Dataset records:

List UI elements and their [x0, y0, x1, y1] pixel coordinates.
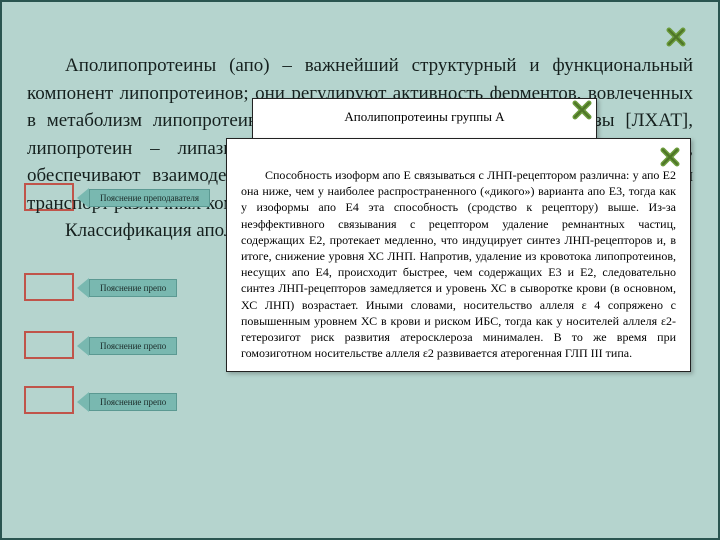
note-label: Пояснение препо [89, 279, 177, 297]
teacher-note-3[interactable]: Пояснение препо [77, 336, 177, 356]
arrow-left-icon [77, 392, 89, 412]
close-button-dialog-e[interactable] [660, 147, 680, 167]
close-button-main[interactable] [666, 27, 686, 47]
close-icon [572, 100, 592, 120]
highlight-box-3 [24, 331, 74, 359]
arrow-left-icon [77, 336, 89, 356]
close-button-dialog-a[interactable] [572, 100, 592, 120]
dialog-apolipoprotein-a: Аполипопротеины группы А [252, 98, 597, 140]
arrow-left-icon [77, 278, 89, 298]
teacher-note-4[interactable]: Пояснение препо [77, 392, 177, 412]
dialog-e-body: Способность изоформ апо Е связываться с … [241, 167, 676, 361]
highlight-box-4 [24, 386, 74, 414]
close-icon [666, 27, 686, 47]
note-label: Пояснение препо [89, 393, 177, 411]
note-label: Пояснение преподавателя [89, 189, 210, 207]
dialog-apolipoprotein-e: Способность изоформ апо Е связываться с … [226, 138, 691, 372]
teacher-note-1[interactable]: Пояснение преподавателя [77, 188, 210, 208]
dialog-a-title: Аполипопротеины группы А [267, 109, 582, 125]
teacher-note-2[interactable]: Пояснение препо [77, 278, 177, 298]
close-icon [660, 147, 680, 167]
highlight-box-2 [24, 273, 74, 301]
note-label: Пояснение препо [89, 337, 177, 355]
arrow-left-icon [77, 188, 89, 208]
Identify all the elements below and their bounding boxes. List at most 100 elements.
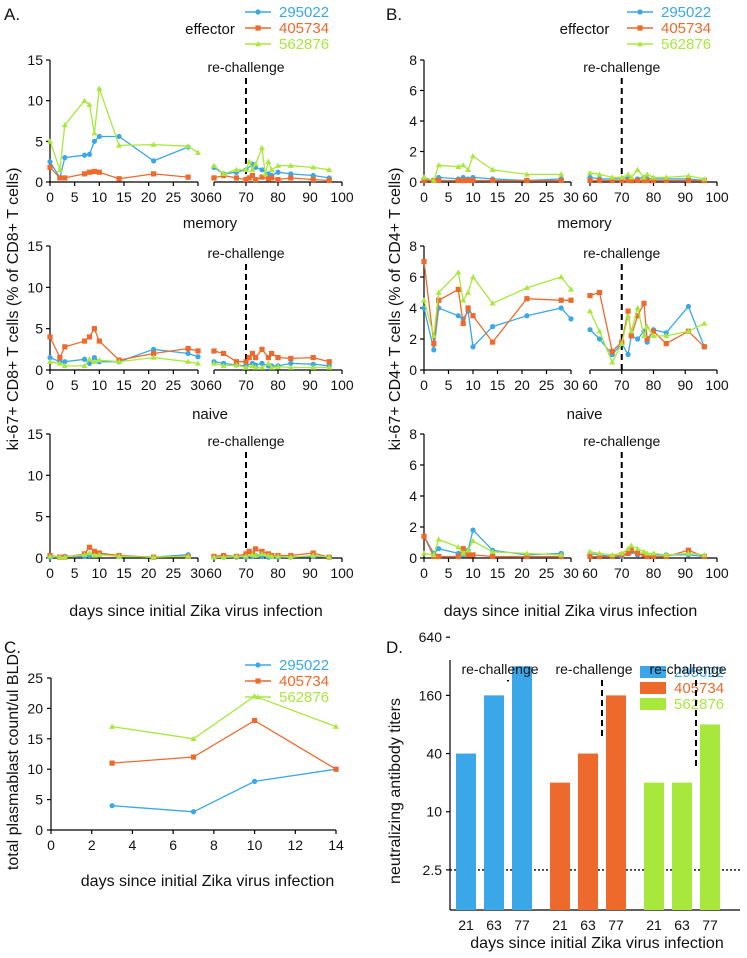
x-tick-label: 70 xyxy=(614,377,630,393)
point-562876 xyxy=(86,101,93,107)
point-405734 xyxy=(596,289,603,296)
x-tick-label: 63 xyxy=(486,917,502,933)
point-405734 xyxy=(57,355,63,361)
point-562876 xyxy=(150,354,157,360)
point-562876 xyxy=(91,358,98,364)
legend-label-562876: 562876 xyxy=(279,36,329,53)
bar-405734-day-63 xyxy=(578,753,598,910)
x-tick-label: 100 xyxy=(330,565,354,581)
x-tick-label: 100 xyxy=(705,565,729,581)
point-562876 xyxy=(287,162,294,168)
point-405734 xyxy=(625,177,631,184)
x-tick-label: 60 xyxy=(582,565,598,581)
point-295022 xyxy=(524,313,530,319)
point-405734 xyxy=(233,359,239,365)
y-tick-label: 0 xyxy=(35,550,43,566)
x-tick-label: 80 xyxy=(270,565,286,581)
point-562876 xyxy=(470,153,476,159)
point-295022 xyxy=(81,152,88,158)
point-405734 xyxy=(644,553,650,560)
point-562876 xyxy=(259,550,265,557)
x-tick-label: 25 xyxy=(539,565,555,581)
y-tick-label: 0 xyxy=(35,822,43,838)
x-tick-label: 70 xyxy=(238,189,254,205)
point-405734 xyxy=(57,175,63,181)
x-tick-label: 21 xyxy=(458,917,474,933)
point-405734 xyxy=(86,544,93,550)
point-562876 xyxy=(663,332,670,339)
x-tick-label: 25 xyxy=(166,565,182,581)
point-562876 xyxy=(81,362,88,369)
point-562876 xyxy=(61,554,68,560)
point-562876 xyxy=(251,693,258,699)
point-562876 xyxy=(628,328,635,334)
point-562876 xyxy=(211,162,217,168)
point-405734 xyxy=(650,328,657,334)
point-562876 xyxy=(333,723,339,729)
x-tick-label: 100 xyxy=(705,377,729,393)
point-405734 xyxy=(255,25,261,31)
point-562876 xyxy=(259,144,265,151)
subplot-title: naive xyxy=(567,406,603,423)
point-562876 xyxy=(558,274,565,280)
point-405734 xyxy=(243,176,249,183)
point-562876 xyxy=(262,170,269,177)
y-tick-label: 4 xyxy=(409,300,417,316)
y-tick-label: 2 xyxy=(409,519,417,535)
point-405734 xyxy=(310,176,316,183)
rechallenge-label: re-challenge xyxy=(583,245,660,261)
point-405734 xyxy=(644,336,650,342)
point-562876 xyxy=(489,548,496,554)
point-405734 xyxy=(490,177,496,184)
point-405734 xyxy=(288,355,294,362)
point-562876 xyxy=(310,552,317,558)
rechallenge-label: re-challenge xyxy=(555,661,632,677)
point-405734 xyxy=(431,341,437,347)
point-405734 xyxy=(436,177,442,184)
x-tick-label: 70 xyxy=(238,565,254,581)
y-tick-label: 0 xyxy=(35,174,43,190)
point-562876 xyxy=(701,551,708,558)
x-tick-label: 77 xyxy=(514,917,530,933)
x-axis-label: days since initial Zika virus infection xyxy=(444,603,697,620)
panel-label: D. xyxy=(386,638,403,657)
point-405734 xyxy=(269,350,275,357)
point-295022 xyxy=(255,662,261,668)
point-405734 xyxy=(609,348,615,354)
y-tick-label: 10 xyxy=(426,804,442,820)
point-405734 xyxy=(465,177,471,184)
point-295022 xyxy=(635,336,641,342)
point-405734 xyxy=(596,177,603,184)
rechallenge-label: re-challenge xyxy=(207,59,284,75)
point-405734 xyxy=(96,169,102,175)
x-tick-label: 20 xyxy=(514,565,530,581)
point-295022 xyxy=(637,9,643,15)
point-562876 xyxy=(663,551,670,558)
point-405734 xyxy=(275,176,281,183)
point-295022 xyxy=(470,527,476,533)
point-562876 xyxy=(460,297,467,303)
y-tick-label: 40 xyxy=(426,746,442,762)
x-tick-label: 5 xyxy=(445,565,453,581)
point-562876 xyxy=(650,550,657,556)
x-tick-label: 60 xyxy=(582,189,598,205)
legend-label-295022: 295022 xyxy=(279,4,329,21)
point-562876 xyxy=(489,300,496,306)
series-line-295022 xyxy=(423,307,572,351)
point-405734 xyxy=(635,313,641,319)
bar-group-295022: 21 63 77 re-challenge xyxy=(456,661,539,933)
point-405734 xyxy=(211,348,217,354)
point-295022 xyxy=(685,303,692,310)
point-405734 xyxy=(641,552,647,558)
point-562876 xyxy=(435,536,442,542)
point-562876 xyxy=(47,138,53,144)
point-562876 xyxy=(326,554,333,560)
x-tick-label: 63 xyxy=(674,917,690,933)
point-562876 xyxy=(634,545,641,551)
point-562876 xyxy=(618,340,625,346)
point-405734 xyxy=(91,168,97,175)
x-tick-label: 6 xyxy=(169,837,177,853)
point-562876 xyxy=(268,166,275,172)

Task brief: Please copy the data shown above precisely, leaving the images out.

Written solution:
List UI elements and their [x0, y0, x1, y1] pixel coordinates.
note-label: Пояснение препо [89, 279, 177, 297]
teacher-note-3[interactable]: Пояснение препо [77, 336, 177, 356]
arrow-left-icon [77, 392, 89, 412]
close-button-dialog-e[interactable] [660, 147, 680, 167]
close-button-main[interactable] [666, 27, 686, 47]
close-icon [572, 100, 592, 120]
highlight-box-3 [24, 331, 74, 359]
arrow-left-icon [77, 336, 89, 356]
close-button-dialog-a[interactable] [572, 100, 592, 120]
dialog-apolipoprotein-a: Аполипопротеины группы А [252, 98, 597, 140]
arrow-left-icon [77, 278, 89, 298]
teacher-note-4[interactable]: Пояснение препо [77, 392, 177, 412]
dialog-e-body: Способность изоформ апо Е связываться с … [241, 167, 676, 361]
highlight-box-4 [24, 386, 74, 414]
close-icon [666, 27, 686, 47]
note-label: Пояснение препо [89, 393, 177, 411]
note-label: Пояснение преподавателя [89, 189, 210, 207]
dialog-apolipoprotein-e: Способность изоформ апо Е связываться с … [226, 138, 691, 372]
teacher-note-1[interactable]: Пояснение преподавателя [77, 188, 210, 208]
dialog-a-title: Аполипопротеины группы А [267, 109, 582, 125]
teacher-note-2[interactable]: Пояснение препо [77, 278, 177, 298]
close-icon [660, 147, 680, 167]
highlight-box-2 [24, 273, 74, 301]
note-label: Пояснение препо [89, 337, 177, 355]
arrow-left-icon [77, 188, 89, 208]
Identify all the elements below and their bounding boxes. List at most 100 elements.
x-tick-label: 70 xyxy=(614,377,630,393)
point-562876 xyxy=(86,101,93,107)
point-405734 xyxy=(596,289,603,296)
x-tick-label: 63 xyxy=(486,917,502,933)
point-405734 xyxy=(57,355,63,361)
point-562876 xyxy=(150,354,157,360)
point-562876 xyxy=(91,358,98,364)
legend-label-562876: 562876 xyxy=(279,36,329,53)
bar-405734-day-63 xyxy=(578,753,598,910)
x-tick-label: 100 xyxy=(330,565,354,581)
x-tick-label: 100 xyxy=(705,565,729,581)
point-562876 xyxy=(287,162,294,168)
point-405734 xyxy=(625,177,631,184)
x-tick-label: 60 xyxy=(582,565,598,581)
point-295022 xyxy=(524,313,530,319)
point-405734 xyxy=(233,359,239,365)
y-tick-label: 0 xyxy=(35,550,43,566)
x-tick-label: 80 xyxy=(270,565,286,581)
point-562876 xyxy=(470,153,476,159)
point-295022 xyxy=(81,152,88,158)
point-405734 xyxy=(644,553,650,560)
point-562876 xyxy=(259,550,265,557)
x-tick-label: 25 xyxy=(539,565,555,581)
y-tick-label: 0 xyxy=(35,822,43,838)
x-tick-label: 70 xyxy=(238,189,254,205)
point-405734 xyxy=(57,175,63,181)
x-tick-label: 21 xyxy=(458,917,474,933)
point-405734 xyxy=(86,544,93,550)
point-562876 xyxy=(663,332,670,339)
x-tick-label: 25 xyxy=(166,565,182,581)
point-562876 xyxy=(81,362,88,369)
point-562876 xyxy=(61,554,68,560)
point-562876 xyxy=(251,693,258,699)
point-562876 xyxy=(628,328,635,334)
point-562876 xyxy=(211,162,217,168)
point-405734 xyxy=(650,328,657,334)
point-562876 xyxy=(333,723,339,729)
x-tick-label: 100 xyxy=(705,377,729,393)
point-405734 xyxy=(255,25,261,31)
point-562876 xyxy=(259,144,265,151)
subplot-title: naive xyxy=(567,406,603,423)
point-562876 xyxy=(558,274,565,280)
point-405734 xyxy=(243,176,249,183)
point-562876 xyxy=(262,170,269,177)
y-tick-label: 4 xyxy=(409,300,417,316)
y-tick-label: 2 xyxy=(409,519,417,535)
point-405734 xyxy=(310,176,316,183)
rechallenge-label: re-challenge xyxy=(583,245,660,261)
point-405734 xyxy=(644,336,650,342)
point-562876 xyxy=(489,548,496,554)
point-405734 xyxy=(490,177,496,184)
point-405734 xyxy=(288,355,294,362)
point-562876 xyxy=(310,552,317,558)
rechallenge-label: re-challenge xyxy=(555,661,632,677)
point-405734 xyxy=(431,341,437,347)
point-405734 xyxy=(436,177,442,184)
x-tick-label: 70 xyxy=(238,565,254,581)
y-tick-label: 0 xyxy=(35,174,43,190)
point-562876 xyxy=(701,551,708,558)
x-tick-label: 77 xyxy=(514,917,530,933)
x-axis-label: days since initial Zika virus infection xyxy=(444,603,697,620)
panel-label: D. xyxy=(386,638,403,657)
point-405734 xyxy=(269,350,275,357)
point-295022 xyxy=(255,662,261,668)
point-405734 xyxy=(609,348,615,354)
y-tick-label: 10 xyxy=(426,804,442,820)
point-405734 xyxy=(465,177,471,184)
point-295022 xyxy=(635,336,641,342)
point-405734 xyxy=(596,177,603,184)
rechallenge-label: re-challenge xyxy=(207,59,284,75)
point-405734 xyxy=(96,169,102,175)
x-tick-label: 20 xyxy=(514,565,530,581)
point-295022 xyxy=(637,9,643,15)
point-562876 xyxy=(663,551,670,558)
point-405734 xyxy=(275,176,281,183)
point-295022 xyxy=(470,527,476,533)
point-562876 xyxy=(460,297,467,303)
y-tick-label: 40 xyxy=(426,746,442,762)
x-tick-label: 5 xyxy=(445,565,453,581)
point-562876 xyxy=(650,550,657,556)
x-tick-label: 60 xyxy=(582,189,598,205)
legend-label-295022: 295022 xyxy=(279,4,329,21)
point-562876 xyxy=(489,300,496,306)
series-line-295022 xyxy=(423,307,572,351)
point-405734 xyxy=(635,313,641,319)
bar-group-295022: 21 63 77 re-challenge xyxy=(456,661,539,933)
point-405734 xyxy=(211,348,217,354)
point-295022 xyxy=(685,303,692,310)
point-405734 xyxy=(641,552,647,558)
point-562876 xyxy=(435,536,442,542)
point-562876 xyxy=(47,138,53,144)
point-562876 xyxy=(326,554,333,560)
x-tick-label: 63 xyxy=(674,917,690,933)
point-562876 xyxy=(634,545,641,551)
point-562876 xyxy=(618,340,625,346)
point-405734 xyxy=(91,168,97,175)
x-tick-label: 6 xyxy=(169,837,177,853)
point-562876 xyxy=(268,166,275,172)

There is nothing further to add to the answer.